WRITTEN INSTRUCTION ▸
Write out each entry, exactly the way it appears.

(Lines of data)

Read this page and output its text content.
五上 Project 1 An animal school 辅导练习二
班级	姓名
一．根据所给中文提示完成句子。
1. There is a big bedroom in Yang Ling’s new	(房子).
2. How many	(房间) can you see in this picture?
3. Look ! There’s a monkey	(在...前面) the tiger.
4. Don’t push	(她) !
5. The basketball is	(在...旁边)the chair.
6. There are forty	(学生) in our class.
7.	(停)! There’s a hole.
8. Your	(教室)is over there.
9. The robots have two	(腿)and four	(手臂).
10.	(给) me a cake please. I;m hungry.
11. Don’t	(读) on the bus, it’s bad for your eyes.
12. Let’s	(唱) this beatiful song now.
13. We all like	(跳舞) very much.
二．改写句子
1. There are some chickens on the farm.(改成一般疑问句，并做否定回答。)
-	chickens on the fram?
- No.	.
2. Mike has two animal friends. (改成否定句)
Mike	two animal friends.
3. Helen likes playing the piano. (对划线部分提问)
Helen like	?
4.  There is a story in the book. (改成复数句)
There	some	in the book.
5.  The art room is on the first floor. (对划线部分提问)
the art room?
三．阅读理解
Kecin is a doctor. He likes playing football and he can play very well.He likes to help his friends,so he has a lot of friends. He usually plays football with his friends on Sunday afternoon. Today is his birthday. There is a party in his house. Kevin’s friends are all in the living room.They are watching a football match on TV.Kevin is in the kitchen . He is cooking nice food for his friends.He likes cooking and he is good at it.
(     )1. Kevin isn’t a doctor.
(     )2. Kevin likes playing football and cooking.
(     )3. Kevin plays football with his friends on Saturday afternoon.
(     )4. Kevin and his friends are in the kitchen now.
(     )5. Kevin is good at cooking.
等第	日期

REPLY ▸
Read this page and output its text content.
五上 Project 1 An animal school 辅导练习二
班级	姓名
一．根据所给中文提示完成句子。
1. There is a big bedroom in Yang Ling’s new	(房子).
2. How many	(房间) can you see in this picture?
3. Look ! There’s a monkey	(在...前面) the tiger.
4. Don’t push	(她) !
5. The basketball is	(在...旁边)the chair.
6. There are forty	(学生) in our class.
7.	(停)! There’s a hole.
8. Your	(教室)is over there.
9. The robots have two	(腿)and four	(手臂).
10.	(给) me a cake please. I;m hungry.
11. Don’t	(读) on the bus, it’s bad for your eyes.
12. Let’s	(唱) this beatiful song now.
13. We all like	(跳舞) very much.
二．改写句子
1. There are some chickens on the farm.(改成一般疑问句，并做否定回答。)
-	chickens on the fram?
- No.	.
2. Mike has two animal friends. (改成否定句)
Mike	two animal friends.
3. Helen likes playing the piano. (对划线部分提问)
Helen like	?
4.  There is a story in the book. (改成复数句)
There	some	in the book.
5.  The art room is on the first floor. (对划线部分提问)
the art room?
三．阅读理解
Kecin is a doctor. He likes playing football and he can play very well.He likes to help his friends,so he has a lot of friends. He usually plays football with his friends on Sunday afternoon. Today is his birthday. There is a party in his house. Kevin’s friends are all in the living room.They are watching a football match on TV.Kevin is in the kitchen . He is cooking nice food for his friends.He likes cooking and he is good at it.
(     )1. Kevin isn’t a doctor.
(     )2. Kevin likes playing football and cooking.
(     )3. Kevin plays football with his friends on Saturday afternoon.
(     )4. Kevin and his friends are in the kitchen now.
(     )5. Kevin is good at cooking.
等第	日期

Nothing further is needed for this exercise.